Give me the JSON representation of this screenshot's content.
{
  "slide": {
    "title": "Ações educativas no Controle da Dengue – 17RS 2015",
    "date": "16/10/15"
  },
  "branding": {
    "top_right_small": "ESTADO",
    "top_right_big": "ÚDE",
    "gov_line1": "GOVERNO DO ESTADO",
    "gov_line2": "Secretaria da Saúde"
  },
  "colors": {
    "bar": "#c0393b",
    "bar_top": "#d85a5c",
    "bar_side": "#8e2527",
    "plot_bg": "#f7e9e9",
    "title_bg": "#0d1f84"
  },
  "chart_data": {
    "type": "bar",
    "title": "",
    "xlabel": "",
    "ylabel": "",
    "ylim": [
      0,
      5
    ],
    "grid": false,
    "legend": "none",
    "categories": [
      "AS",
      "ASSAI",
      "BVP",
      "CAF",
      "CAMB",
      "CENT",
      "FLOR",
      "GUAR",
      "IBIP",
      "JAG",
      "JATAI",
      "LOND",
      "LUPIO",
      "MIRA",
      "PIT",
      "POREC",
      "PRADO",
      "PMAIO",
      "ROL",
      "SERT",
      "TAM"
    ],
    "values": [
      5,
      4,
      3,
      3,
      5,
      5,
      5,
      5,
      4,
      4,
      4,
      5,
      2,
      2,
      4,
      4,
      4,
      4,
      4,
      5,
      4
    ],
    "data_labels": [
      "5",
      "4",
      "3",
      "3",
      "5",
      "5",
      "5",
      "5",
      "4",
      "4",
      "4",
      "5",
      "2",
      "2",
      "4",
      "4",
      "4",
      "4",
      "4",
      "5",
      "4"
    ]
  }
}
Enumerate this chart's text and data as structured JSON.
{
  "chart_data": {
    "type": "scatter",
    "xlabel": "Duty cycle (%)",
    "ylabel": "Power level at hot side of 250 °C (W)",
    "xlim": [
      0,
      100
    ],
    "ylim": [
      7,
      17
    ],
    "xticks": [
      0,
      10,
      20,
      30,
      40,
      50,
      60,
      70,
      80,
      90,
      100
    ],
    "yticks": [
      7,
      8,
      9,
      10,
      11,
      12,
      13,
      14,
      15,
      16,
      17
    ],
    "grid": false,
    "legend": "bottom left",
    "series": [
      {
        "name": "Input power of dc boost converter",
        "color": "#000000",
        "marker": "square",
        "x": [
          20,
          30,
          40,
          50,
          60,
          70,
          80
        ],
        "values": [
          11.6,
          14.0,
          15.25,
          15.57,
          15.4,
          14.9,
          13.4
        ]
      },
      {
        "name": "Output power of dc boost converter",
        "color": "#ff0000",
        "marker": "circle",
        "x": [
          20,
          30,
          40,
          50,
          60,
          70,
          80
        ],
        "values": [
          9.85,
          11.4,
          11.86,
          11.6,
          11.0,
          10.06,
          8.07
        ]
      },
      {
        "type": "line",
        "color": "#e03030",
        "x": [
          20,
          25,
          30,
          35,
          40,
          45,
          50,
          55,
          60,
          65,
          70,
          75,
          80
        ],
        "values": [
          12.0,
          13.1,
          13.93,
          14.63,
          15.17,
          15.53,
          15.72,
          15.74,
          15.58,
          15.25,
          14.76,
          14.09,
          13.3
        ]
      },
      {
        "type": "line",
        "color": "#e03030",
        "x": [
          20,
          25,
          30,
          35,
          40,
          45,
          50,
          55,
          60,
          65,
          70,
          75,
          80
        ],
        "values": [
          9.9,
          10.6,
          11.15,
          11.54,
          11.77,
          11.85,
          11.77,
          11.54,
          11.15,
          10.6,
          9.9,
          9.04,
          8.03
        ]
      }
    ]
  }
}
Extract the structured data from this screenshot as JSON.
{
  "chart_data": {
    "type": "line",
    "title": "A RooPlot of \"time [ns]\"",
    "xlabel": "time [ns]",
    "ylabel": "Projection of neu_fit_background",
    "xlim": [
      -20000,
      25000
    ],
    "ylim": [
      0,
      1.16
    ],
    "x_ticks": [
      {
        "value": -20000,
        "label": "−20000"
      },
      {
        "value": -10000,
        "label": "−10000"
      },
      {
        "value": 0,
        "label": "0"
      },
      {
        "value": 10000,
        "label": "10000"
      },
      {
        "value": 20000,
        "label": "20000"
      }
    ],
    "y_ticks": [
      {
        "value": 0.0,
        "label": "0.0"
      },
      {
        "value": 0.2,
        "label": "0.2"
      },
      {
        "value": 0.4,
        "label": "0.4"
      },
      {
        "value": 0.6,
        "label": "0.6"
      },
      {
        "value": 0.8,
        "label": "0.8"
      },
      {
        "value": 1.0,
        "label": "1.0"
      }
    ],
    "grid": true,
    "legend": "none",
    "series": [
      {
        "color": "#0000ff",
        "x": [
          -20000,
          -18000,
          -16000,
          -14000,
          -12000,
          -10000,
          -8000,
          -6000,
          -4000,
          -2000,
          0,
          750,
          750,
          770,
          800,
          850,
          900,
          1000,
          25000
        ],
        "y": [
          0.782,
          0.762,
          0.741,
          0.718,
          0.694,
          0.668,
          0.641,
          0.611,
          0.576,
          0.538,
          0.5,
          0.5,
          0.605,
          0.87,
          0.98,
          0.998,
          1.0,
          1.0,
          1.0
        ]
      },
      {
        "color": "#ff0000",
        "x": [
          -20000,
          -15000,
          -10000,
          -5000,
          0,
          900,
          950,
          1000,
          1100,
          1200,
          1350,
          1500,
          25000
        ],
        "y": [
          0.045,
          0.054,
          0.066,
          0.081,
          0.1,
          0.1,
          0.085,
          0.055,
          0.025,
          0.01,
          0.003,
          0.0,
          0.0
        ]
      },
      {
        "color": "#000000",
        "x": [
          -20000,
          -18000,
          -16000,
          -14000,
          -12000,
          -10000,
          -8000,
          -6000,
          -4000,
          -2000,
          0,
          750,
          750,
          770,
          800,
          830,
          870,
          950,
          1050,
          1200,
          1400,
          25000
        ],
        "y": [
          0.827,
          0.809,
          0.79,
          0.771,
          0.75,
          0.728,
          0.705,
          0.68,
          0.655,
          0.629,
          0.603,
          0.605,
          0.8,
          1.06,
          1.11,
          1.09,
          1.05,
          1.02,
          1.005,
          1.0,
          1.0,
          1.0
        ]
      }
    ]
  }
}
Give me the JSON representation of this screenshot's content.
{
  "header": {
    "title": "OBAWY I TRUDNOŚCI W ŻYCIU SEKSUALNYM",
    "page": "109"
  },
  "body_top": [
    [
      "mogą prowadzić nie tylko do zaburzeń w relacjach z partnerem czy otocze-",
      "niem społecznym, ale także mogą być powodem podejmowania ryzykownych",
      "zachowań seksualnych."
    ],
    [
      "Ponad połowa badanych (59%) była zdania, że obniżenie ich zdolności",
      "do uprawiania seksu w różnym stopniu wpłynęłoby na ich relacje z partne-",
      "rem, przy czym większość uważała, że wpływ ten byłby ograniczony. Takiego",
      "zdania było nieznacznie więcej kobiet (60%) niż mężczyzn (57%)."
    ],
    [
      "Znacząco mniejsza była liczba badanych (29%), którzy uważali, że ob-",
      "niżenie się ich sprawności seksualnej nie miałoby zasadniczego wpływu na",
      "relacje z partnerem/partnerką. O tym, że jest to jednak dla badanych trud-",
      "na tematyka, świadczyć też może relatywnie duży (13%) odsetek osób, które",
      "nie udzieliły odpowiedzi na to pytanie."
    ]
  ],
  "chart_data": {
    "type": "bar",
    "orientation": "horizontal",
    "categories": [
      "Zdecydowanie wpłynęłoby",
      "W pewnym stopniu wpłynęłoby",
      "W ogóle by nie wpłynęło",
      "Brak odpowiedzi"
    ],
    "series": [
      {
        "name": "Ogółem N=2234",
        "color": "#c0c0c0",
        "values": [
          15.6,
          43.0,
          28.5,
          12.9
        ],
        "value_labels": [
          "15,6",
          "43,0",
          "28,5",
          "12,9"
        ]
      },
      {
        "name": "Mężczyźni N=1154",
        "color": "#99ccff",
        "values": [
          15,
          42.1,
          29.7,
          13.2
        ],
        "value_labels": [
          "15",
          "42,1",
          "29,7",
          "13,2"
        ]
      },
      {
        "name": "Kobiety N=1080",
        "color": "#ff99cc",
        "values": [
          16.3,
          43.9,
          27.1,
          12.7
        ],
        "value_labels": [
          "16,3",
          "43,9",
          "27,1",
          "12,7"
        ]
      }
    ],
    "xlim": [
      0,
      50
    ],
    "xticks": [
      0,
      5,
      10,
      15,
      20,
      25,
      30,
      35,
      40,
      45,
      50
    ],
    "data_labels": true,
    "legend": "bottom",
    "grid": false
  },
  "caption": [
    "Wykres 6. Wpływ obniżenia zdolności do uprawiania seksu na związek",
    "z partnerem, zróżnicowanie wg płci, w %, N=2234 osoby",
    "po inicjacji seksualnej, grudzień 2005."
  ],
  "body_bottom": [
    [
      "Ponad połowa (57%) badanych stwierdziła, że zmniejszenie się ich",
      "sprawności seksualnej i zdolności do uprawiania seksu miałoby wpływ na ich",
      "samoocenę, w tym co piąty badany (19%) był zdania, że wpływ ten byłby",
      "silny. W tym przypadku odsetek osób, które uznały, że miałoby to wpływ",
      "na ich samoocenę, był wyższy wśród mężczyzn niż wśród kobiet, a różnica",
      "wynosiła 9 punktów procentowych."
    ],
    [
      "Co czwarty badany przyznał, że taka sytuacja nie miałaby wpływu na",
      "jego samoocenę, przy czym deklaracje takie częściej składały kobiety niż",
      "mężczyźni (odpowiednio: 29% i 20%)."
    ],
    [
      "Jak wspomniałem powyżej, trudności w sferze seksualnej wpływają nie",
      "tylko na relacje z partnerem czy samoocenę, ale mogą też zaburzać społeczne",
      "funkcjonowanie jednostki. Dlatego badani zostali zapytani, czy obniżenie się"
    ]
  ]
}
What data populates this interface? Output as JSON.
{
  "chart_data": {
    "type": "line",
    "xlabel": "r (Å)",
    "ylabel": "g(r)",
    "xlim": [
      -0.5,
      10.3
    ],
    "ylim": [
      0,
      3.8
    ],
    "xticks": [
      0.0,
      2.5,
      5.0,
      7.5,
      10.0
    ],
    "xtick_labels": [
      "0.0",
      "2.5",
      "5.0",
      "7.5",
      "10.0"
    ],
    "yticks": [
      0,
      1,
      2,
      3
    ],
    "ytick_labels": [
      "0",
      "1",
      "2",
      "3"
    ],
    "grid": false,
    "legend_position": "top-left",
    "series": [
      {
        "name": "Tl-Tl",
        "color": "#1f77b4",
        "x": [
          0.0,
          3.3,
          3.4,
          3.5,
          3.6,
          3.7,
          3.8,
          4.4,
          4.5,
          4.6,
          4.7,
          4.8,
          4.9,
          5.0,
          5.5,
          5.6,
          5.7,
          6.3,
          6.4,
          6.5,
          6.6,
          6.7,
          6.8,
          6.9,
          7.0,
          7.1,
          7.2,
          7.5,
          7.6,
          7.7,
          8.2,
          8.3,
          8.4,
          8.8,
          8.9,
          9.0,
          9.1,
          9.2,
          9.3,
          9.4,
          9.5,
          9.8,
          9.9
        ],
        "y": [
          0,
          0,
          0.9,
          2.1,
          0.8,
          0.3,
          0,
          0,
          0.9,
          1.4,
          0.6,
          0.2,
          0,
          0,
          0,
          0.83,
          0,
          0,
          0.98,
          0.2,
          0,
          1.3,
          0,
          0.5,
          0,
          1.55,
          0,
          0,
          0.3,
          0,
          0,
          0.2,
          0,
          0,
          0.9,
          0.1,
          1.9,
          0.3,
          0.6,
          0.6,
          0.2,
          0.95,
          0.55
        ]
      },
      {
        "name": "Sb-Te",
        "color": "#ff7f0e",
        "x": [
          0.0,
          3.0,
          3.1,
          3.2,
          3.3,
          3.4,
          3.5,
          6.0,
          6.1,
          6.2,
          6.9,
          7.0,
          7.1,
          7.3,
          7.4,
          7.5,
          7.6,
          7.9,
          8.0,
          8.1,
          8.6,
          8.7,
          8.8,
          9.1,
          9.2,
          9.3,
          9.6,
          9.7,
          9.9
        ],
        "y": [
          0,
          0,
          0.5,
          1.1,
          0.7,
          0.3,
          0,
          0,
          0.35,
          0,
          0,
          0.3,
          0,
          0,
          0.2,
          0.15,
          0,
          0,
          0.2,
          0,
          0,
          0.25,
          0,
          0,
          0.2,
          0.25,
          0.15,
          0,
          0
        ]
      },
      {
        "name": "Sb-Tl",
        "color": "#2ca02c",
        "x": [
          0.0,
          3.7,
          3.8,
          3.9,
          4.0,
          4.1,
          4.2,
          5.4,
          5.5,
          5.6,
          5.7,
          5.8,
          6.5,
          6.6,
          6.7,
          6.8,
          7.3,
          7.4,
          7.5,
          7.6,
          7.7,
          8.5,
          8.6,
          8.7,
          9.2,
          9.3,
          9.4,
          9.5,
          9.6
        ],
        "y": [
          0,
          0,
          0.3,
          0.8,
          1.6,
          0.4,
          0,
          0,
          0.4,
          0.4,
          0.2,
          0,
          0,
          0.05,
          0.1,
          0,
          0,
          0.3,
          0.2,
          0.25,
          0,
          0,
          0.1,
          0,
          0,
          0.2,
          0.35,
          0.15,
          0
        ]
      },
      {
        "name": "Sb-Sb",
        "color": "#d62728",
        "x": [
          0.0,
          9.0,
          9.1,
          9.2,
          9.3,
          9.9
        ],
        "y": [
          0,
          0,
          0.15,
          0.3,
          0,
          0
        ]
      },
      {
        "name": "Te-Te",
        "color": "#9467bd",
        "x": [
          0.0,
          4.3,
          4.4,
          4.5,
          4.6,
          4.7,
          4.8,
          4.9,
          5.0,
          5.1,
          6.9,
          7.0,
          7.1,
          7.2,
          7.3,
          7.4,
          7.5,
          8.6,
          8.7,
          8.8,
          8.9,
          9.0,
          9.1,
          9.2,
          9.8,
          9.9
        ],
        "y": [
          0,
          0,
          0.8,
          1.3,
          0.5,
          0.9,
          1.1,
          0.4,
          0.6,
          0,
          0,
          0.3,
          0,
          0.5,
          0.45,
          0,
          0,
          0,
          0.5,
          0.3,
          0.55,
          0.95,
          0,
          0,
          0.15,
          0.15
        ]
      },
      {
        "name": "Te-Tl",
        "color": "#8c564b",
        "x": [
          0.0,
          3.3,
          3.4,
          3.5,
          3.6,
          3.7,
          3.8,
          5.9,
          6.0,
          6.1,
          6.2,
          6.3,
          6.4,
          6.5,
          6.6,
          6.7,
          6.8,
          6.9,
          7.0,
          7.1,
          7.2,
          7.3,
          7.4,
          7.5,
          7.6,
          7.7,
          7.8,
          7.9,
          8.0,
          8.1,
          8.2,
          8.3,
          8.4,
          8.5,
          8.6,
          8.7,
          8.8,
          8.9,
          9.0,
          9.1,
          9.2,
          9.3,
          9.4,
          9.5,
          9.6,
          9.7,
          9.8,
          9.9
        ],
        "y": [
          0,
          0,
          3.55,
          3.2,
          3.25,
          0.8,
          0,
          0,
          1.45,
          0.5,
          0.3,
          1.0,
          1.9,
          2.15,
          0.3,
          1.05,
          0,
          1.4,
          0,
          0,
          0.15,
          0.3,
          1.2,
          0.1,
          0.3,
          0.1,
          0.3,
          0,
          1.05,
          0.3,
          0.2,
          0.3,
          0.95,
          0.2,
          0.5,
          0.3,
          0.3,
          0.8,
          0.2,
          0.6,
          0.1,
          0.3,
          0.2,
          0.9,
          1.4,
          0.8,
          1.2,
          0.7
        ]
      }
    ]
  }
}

▶ _Objective_: Gather up, from the records above, each line where the word "osób" appears.

▶ _Result of this exercise_:
      "na tematyka, świadczyć też może relatywnie duży (13%) odsetek osób, które",
      "silny. W tym przypadku odsetek osób, które uznały, że miałoby to wpływ",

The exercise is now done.